Repeat every line of the material, character for character.

+++ SUPPLIED INFORMATION +++

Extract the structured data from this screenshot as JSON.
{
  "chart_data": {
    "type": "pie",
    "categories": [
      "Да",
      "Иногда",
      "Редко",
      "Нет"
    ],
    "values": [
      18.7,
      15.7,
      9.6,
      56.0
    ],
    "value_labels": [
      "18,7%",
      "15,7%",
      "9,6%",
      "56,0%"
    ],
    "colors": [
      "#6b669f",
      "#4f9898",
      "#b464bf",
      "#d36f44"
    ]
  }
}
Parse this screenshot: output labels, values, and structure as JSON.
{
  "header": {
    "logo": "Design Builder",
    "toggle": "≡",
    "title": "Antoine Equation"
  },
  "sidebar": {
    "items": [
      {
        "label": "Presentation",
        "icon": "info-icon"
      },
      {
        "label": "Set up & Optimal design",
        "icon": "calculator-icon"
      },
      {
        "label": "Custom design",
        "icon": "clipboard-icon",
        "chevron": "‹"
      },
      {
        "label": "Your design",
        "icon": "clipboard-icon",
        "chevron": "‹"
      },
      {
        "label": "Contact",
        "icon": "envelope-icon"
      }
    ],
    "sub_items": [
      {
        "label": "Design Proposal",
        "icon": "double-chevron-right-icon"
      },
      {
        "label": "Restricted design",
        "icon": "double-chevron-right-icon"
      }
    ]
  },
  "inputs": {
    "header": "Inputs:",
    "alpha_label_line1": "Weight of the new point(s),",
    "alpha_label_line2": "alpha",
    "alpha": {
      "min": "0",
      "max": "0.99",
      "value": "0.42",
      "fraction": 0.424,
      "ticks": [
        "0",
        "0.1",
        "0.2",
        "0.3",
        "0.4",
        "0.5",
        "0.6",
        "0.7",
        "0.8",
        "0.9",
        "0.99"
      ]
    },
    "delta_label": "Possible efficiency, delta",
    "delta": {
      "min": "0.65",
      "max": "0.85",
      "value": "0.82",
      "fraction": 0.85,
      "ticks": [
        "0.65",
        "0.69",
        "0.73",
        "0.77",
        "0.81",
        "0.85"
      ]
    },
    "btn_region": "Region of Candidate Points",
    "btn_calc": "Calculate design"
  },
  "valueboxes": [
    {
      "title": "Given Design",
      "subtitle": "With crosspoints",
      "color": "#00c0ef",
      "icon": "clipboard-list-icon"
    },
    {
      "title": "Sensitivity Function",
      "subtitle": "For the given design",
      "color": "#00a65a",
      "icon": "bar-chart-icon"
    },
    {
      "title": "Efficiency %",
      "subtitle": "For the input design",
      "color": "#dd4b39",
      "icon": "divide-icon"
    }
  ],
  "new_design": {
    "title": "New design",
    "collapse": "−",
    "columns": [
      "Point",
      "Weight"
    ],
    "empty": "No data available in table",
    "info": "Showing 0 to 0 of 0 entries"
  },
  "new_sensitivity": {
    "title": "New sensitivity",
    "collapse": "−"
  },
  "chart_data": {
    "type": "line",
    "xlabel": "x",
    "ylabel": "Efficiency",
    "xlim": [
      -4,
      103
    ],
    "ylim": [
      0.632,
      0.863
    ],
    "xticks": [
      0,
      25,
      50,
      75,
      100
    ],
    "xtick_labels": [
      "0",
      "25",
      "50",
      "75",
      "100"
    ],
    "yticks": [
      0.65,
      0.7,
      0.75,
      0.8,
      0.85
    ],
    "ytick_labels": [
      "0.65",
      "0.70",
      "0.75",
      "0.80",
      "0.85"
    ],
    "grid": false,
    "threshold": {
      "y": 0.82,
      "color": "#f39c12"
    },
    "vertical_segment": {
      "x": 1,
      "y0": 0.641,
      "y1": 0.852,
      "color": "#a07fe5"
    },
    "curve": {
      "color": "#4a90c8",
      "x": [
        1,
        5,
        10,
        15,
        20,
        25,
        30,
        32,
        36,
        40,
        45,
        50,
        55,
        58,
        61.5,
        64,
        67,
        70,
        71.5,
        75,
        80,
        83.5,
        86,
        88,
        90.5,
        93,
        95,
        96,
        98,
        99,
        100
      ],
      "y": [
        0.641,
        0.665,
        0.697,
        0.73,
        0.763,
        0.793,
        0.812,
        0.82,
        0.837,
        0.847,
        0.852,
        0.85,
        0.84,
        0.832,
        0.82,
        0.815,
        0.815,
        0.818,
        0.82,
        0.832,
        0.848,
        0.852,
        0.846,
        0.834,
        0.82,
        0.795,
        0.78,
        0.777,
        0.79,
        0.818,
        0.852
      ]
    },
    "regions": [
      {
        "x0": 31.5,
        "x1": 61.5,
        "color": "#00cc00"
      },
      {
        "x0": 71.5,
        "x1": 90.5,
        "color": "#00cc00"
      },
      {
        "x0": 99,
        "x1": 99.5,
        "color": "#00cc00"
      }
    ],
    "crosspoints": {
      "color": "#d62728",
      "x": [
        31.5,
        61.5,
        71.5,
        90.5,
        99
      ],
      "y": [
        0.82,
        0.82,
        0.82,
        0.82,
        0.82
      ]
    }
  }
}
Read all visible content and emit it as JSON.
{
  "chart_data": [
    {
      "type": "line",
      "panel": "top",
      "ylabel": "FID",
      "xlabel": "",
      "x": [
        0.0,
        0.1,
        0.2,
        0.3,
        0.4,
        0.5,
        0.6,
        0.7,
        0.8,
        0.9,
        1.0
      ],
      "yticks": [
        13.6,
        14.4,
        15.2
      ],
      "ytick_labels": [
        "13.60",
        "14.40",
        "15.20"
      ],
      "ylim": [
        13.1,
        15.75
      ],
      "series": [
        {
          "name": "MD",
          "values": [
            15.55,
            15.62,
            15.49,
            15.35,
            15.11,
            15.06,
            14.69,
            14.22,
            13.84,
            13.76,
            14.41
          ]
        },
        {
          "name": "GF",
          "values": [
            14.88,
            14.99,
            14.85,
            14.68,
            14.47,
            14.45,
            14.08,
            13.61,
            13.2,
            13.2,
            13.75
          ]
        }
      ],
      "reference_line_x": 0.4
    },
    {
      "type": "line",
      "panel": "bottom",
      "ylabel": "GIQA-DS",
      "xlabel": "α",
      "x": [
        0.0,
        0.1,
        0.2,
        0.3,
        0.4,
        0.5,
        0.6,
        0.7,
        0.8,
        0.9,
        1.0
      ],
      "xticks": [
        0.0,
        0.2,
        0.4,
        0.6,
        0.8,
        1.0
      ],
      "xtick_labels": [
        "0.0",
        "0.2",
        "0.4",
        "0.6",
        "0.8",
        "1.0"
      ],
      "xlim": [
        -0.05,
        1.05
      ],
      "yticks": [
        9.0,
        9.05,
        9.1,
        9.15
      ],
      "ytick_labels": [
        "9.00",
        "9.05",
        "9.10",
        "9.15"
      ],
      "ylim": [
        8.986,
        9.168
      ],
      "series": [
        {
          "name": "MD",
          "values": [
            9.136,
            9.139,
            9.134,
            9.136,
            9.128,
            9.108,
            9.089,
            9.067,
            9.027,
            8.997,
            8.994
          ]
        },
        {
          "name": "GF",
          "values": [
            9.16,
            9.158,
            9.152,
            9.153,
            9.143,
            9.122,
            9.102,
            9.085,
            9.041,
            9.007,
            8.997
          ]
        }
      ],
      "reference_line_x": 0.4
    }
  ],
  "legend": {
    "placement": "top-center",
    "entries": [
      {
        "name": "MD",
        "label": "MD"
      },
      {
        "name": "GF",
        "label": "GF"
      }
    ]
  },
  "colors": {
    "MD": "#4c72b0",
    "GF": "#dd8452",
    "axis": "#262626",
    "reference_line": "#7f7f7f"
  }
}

+++

TASK RESPONSE:
Extract the structured data from this screenshot as JSON.
{
  "chart_data": {
    "type": "pie",
    "categories": [
      "Да",
      "Иногда",
      "Редко",
      "Нет"
    ],
    "values": [
      18.7,
      15.7,
      9.6,
      56.0
    ],
    "value_labels": [
      "18,7%",
      "15,7%",
      "9,6%",
      "56,0%"
    ],
    "colors": [
      "#6b669f",
      "#4f9898",
      "#b464bf",
      "#d36f44"
    ]
  }
}
Parse this screenshot: output labels, values, and structure as JSON.
{
  "header": {
    "logo": "Design Builder",
    "toggle": "≡",
    "title": "Antoine Equation"
  },
  "sidebar": {
    "items": [
      {
        "label": "Presentation",
        "icon": "info-icon"
      },
      {
        "label": "Set up & Optimal design",
        "icon": "calculator-icon"
      },
      {
        "label": "Custom design",
        "icon": "clipboard-icon",
        "chevron": "‹"
      },
      {
        "label": "Your design",
        "icon": "clipboard-icon",
        "chevron": "‹"
      },
      {
        "label": "Contact",
        "icon": "envelope-icon"
      }
    ],
    "sub_items": [
      {
        "label": "Design Proposal",
        "icon": "double-chevron-right-icon"
      },
      {
        "label": "Restricted design",
        "icon": "double-chevron-right-icon"
      }
    ]
  },
  "inputs": {
    "header": "Inputs:",
    "alpha_label_line1": "Weight of the new point(s),",
    "alpha_label_line2": "alpha",
    "alpha": {
      "min": "0",
      "max": "0.99",
      "value": "0.42",
      "fraction": 0.424,
      "ticks": [
        "0",
        "0.1",
        "0.2",
        "0.3",
        "0.4",
        "0.5",
        "0.6",
        "0.7",
        "0.8",
        "0.9",
        "0.99"
      ]
    },
    "delta_label": "Possible efficiency, delta",
    "delta": {
      "min": "0.65",
      "max": "0.85",
      "value": "0.82",
      "fraction": 0.85,
      "ticks": [
        "0.65",
        "0.69",
        "0.73",
        "0.77",
        "0.81",
        "0.85"
      ]
    },
    "btn_region": "Region of Candidate Points",
    "btn_calc": "Calculate design"
  },
  "valueboxes": [
    {
      "title": "Given Design",
      "subtitle": "With crosspoints",
      "color": "#00c0ef",
      "icon": "clipboard-list-icon"
    },
    {
      "title": "Sensitivity Function",
      "subtitle": "For the given design",
      "color": "#00a65a",
      "icon": "bar-chart-icon"
    },
    {
      "title": "Efficiency %",
      "subtitle": "For the input design",
      "color": "#dd4b39",
      "icon": "divide-icon"
    }
  ],
  "new_design": {
    "title": "New design",
    "collapse": "−",
    "columns": [
      "Point",
      "Weight"
    ],
    "empty": "No data available in table",
    "info": "Showing 0 to 0 of 0 entries"
  },
  "new_sensitivity": {
    "title": "New sensitivity",
    "collapse": "−"
  },
  "chart_data": {
    "type": "line",
    "xlabel": "x",
    "ylabel": "Efficiency",
    "xlim": [
      -4,
      103
    ],
    "ylim": [
      0.632,
      0.863
    ],
    "xticks": [
      0,
      25,
      50,
      75,
      100
    ],
    "xtick_labels": [
      "0",
      "25",
      "50",
      "75",
      "100"
    ],
    "yticks": [
      0.65,
      0.7,
      0.75,
      0.8,
      0.85
    ],
    "ytick_labels": [
      "0.65",
      "0.70",
      "0.75",
      "0.80",
      "0.85"
    ],
    "grid": false,
    "threshold": {
      "y": 0.82,
      "color": "#f39c12"
    },
    "vertical_segment": {
      "x": 1,
      "y0": 0.641,
      "y1": 0.852,
      "color": "#a07fe5"
    },
    "curve": {
      "color": "#4a90c8",
      "x": [
        1,
        5,
        10,
        15,
        20,
        25,
        30,
        32,
        36,
        40,
        45,
        50,
        55,
        58,
        61.5,
        64,
        67,
        70,
        71.5,
        75,
        80,
        83.5,
        86,
        88,
        90.5,
        93,
        95,
        96,
        98,
        99,
        100
      ],
      "y": [
        0.641,
        0.665,
        0.697,
        0.73,
        0.763,
        0.793,
        0.812,
        0.82,
        0.837,
        0.847,
        0.852,
        0.85,
        0.84,
        0.832,
        0.82,
        0.815,
        0.815,
        0.818,
        0.82,
        0.832,
        0.848,
        0.852,
        0.846,
        0.834,
        0.82,
        0.795,
        0.78,
        0.777,
        0.79,
        0.818,
        0.852
      ]
    },
    "regions": [
      {
        "x0": 31.5,
        "x1": 61.5,
        "color": "#00cc00"
      },
      {
        "x0": 71.5,
        "x1": 90.5,
        "color": "#00cc00"
      },
      {
        "x0": 99,
        "x1": 99.5,
        "color": "#00cc00"
      }
    ],
    "crosspoints": {
      "color": "#d62728",
      "x": [
        31.5,
        61.5,
        71.5,
        90.5,
        99
      ],
      "y": [
        0.82,
        0.82,
        0.82,
        0.82,
        0.82
      ]
    }
  }
}
Read all visible content and emit it as JSON.
{
  "chart_data": [
    {
      "type": "line",
      "panel": "top",
      "ylabel": "FID",
      "xlabel": "",
      "x": [
        0.0,
        0.1,
        0.2,
        0.3,
        0.4,
        0.5,
        0.6,
        0.7,
        0.8,
        0.9,
        1.0
      ],
      "yticks": [
        13.6,
        14.4,
        15.2
      ],
      "ytick_labels": [
        "13.60",
        "14.40",
        "15.20"
      ],
      "ylim": [
        13.1,
        15.75
      ],
      "series": [
        {
          "name": "MD",
          "values": [
            15.55,
            15.62,
            15.49,
            15.35,
            15.11,
            15.06,
            14.69,
            14.22,
            13.84,
            13.76,
            14.41
          ]
        },
        {
          "name": "GF",
          "values": [
            14.88,
            14.99,
            14.85,
            14.68,
            14.47,
            14.45,
            14.08,
            13.61,
            13.2,
            13.2,
            13.75
          ]
        }
      ],
      "reference_line_x": 0.4
    },
    {
      "type": "line",
      "panel": "bottom",
      "ylabel": "GIQA-DS",
      "xlabel": "α",
      "x": [
        0.0,
        0.1,
        0.2,
        0.3,
        0.4,
        0.5,
        0.6,
        0.7,
        0.8,
        0.9,
        1.0
      ],
      "xticks": [
        0.0,
        0.2,
        0.4,
        0.6,
        0.8,
        1.0
      ],
      "xtick_labels": [
        "0.0",
        "0.2",
        "0.4",
        "0.6",
        "0.8",
        "1.0"
      ],
      "xlim": [
        -0.05,
        1.05
      ],
      "yticks": [
        9.0,
        9.05,
        9.1,
        9.15
      ],
      "ytick_labels": [
        "9.00",
        "9.05",
        "9.10",
        "9.15"
      ],
      "ylim": [
        8.986,
        9.168
      ],
      "series": [
        {
          "name": "MD",
          "values": [
            9.136,
            9.139,
            9.134,
            9.136,
            9.128,
            9.108,
            9.089,
            9.067,
            9.027,
            8.997,
            8.994
          ]
        },
        {
          "name": "GF",
          "values": [
            9.16,
            9.158,
            9.152,
            9.153,
            9.143,
            9.122,
            9.102,
            9.085,
            9.041,
            9.007,
            8.997
          ]
        }
      ],
      "reference_line_x": 0.4
    }
  ],
  "legend": {
    "placement": "top-center",
    "entries": [
      {
        "name": "MD",
        "label": "MD"
      },
      {
        "name": "GF",
        "label": "GF"
      }
    ]
  },
  "colors": {
    "MD": "#4c72b0",
    "GF": "#dd8452",
    "axis": "#262626",
    "reference_line": "#7f7f7f"
  }
}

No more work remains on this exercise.